Stated exercise: What follows is a set of records; repeat all of them exactly.

**** Data excerpts ****

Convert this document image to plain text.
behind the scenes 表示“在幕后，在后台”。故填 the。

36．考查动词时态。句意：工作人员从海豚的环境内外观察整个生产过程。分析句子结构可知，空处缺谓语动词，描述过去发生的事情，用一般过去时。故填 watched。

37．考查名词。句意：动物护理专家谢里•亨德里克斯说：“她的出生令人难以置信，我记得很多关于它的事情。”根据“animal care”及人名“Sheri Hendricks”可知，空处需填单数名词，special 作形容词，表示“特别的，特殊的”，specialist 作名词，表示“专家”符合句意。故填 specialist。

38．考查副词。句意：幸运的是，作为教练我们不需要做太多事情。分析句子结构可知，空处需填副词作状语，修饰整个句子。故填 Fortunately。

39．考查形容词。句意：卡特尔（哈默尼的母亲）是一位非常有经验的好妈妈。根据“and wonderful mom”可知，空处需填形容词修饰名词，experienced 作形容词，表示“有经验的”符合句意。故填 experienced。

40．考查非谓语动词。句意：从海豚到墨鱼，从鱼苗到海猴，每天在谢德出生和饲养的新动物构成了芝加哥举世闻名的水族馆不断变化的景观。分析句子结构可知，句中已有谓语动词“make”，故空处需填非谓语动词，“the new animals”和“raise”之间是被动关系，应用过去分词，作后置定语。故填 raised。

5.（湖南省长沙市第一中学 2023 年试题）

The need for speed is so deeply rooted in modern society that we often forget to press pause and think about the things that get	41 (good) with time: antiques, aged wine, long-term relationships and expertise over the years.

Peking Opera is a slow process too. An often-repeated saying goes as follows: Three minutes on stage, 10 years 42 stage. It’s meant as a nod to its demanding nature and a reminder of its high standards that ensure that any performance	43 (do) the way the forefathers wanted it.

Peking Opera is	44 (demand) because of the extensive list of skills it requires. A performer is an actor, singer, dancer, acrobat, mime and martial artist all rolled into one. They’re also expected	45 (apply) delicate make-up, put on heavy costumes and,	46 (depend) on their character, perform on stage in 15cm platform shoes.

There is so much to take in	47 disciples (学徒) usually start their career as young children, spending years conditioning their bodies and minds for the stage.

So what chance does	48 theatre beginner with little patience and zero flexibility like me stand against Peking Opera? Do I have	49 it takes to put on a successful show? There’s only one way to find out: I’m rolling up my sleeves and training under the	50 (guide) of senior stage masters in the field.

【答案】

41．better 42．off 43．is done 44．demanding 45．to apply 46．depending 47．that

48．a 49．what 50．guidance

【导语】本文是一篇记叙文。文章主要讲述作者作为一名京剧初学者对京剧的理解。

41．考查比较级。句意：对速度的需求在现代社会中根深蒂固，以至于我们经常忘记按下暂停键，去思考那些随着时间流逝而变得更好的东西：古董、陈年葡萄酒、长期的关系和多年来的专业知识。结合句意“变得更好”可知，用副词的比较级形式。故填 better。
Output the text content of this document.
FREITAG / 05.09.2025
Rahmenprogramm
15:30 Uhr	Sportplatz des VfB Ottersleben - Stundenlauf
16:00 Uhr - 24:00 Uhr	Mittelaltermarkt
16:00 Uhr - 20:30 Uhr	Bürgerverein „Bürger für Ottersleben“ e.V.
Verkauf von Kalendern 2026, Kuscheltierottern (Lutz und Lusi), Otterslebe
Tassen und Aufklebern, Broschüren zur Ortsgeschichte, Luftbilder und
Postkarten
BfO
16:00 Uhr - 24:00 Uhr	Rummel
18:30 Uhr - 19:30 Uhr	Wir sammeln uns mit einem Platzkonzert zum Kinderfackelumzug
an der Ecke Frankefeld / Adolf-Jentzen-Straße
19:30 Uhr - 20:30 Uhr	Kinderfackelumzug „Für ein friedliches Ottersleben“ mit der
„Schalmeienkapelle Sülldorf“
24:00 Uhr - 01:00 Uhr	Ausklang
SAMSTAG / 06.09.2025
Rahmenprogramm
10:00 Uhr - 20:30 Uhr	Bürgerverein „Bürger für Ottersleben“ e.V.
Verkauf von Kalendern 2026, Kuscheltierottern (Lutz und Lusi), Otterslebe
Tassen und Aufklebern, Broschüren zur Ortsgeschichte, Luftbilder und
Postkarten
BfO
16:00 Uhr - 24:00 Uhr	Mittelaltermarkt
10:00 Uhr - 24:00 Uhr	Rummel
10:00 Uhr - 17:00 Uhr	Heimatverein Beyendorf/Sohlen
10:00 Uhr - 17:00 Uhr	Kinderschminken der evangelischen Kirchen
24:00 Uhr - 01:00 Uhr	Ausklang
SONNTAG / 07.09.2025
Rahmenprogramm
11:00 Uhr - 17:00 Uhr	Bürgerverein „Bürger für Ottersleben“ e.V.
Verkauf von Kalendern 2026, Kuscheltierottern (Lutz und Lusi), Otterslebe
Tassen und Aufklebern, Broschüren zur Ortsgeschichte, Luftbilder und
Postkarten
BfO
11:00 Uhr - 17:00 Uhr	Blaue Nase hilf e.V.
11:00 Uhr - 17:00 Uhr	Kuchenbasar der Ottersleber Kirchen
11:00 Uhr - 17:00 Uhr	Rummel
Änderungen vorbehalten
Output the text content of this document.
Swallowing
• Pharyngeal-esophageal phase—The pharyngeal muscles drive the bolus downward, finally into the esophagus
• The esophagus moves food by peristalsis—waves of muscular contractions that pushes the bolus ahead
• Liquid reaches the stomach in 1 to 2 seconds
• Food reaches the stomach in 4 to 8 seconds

****

Output below:
Convert this document image to plain text.
behind the scenes 表示“在幕后，在后台”。故填 the。

36．考查动词时态。句意：工作人员从海豚的环境内外观察整个生产过程。分析句子结构可知，空处缺谓语动词，描述过去发生的事情，用一般过去时。故填 watched。

37．考查名词。句意：动物护理专家谢里•亨德里克斯说：“她的出生令人难以置信，我记得很多关于它的事情。”根据“animal care”及人名“Sheri Hendricks”可知，空处需填单数名词，special 作形容词，表示“特别的，特殊的”，specialist 作名词，表示“专家”符合句意。故填 specialist。

38．考查副词。句意：幸运的是，作为教练我们不需要做太多事情。分析句子结构可知，空处需填副词作状语，修饰整个句子。故填 Fortunately。

39．考查形容词。句意：卡特尔（哈默尼的母亲）是一位非常有经验的好妈妈。根据“and wonderful mom”可知，空处需填形容词修饰名词，experienced 作形容词，表示“有经验的”符合句意。故填 experienced。

40．考查非谓语动词。句意：从海豚到墨鱼，从鱼苗到海猴，每天在谢德出生和饲养的新动物构成了芝加哥举世闻名的水族馆不断变化的景观。分析句子结构可知，句中已有谓语动词“make”，故空处需填非谓语动词，“the new animals”和“raise”之间是被动关系，应用过去分词，作后置定语。故填 raised。

5.（湖南省长沙市第一中学 2023 年试题）

The need for speed is so deeply rooted in modern society that we often forget to press pause and think about the things that get	41 (good) with time: antiques, aged wine, long-term relationships and expertise over the years.

Peking Opera is a slow process too. An often-repeated saying goes as follows: Three minutes on stage, 10 years 42 stage. It’s meant as a nod to its demanding nature and a reminder of its high standards that ensure that any performance	43 (do) the way the forefathers wanted it.

Peking Opera is	44 (demand) because of the extensive list of skills it requires. A performer is an actor, singer, dancer, acrobat, mime and martial artist all rolled into one. They’re also expected	45 (apply) delicate make-up, put on heavy costumes and,	46 (depend) on their character, perform on stage in 15cm platform shoes.

There is so much to take in	47 disciples (学徒) usually start their career as young children, spending years conditioning their bodies and minds for the stage.

So what chance does	48 theatre beginner with little patience and zero flexibility like me stand against Peking Opera? Do I have	49 it takes to put on a successful show? There’s only one way to find out: I’m rolling up my sleeves and training under the	50 (guide) of senior stage masters in the field.

【答案】

41．better 42．off 43．is done 44．demanding 45．to apply 46．depending 47．that

48．a 49．what 50．guidance

【导语】本文是一篇记叙文。文章主要讲述作者作为一名京剧初学者对京剧的理解。

41．考查比较级。句意：对速度的需求在现代社会中根深蒂固，以至于我们经常忘记按下暂停键，去思考那些随着时间流逝而变得更好的东西：古董、陈年葡萄酒、长期的关系和多年来的专业知识。结合句意“变得更好”可知，用副词的比较级形式。故填 better。
Output the text content of this document.
FREITAG / 05.09.2025
Rahmenprogramm
15:30 Uhr	Sportplatz des VfB Ottersleben - Stundenlauf
16:00 Uhr - 24:00 Uhr	Mittelaltermarkt
16:00 Uhr - 20:30 Uhr	Bürgerverein „Bürger für Ottersleben“ e.V.
Verkauf von Kalendern 2026, Kuscheltierottern (Lutz und Lusi), Otterslebe
Tassen und Aufklebern, Broschüren zur Ortsgeschichte, Luftbilder und
Postkarten
BfO
16:00 Uhr - 24:00 Uhr	Rummel
18:30 Uhr - 19:30 Uhr	Wir sammeln uns mit einem Platzkonzert zum Kinderfackelumzug
an der Ecke Frankefeld / Adolf-Jentzen-Straße
19:30 Uhr - 20:30 Uhr	Kinderfackelumzug „Für ein friedliches Ottersleben“ mit der
„Schalmeienkapelle Sülldorf“
24:00 Uhr - 01:00 Uhr	Ausklang
SAMSTAG / 06.09.2025
Rahmenprogramm
10:00 Uhr - 20:30 Uhr	Bürgerverein „Bürger für Ottersleben“ e.V.
Verkauf von Kalendern 2026, Kuscheltierottern (Lutz und Lusi), Otterslebe
Tassen und Aufklebern, Broschüren zur Ortsgeschichte, Luftbilder und
Postkarten
BfO
16:00 Uhr - 24:00 Uhr	Mittelaltermarkt
10:00 Uhr - 24:00 Uhr	Rummel
10:00 Uhr - 17:00 Uhr	Heimatverein Beyendorf/Sohlen
10:00 Uhr - 17:00 Uhr	Kinderschminken der evangelischen Kirchen
24:00 Uhr - 01:00 Uhr	Ausklang
SONNTAG / 07.09.2025
Rahmenprogramm
11:00 Uhr - 17:00 Uhr	Bürgerverein „Bürger für Ottersleben“ e.V.
Verkauf von Kalendern 2026, Kuscheltierottern (Lutz und Lusi), Otterslebe
Tassen und Aufklebern, Broschüren zur Ortsgeschichte, Luftbilder und
Postkarten
BfO
11:00 Uhr - 17:00 Uhr	Blaue Nase hilf e.V.
11:00 Uhr - 17:00 Uhr	Kuchenbasar der Ottersleber Kirchen
11:00 Uhr - 17:00 Uhr	Rummel
Änderungen vorbehalten
Output the text content of this document.
Swallowing
• Pharyngeal-esophageal phase—The pharyngeal muscles drive the bolus downward, finally into the esophagus
• The esophagus moves food by peristalsis—waves of muscular contractions that pushes the bolus ahead
• Liquid reaches the stomach in 1 to 2 seconds
• Food reaches the stomach in 4 to 8 seconds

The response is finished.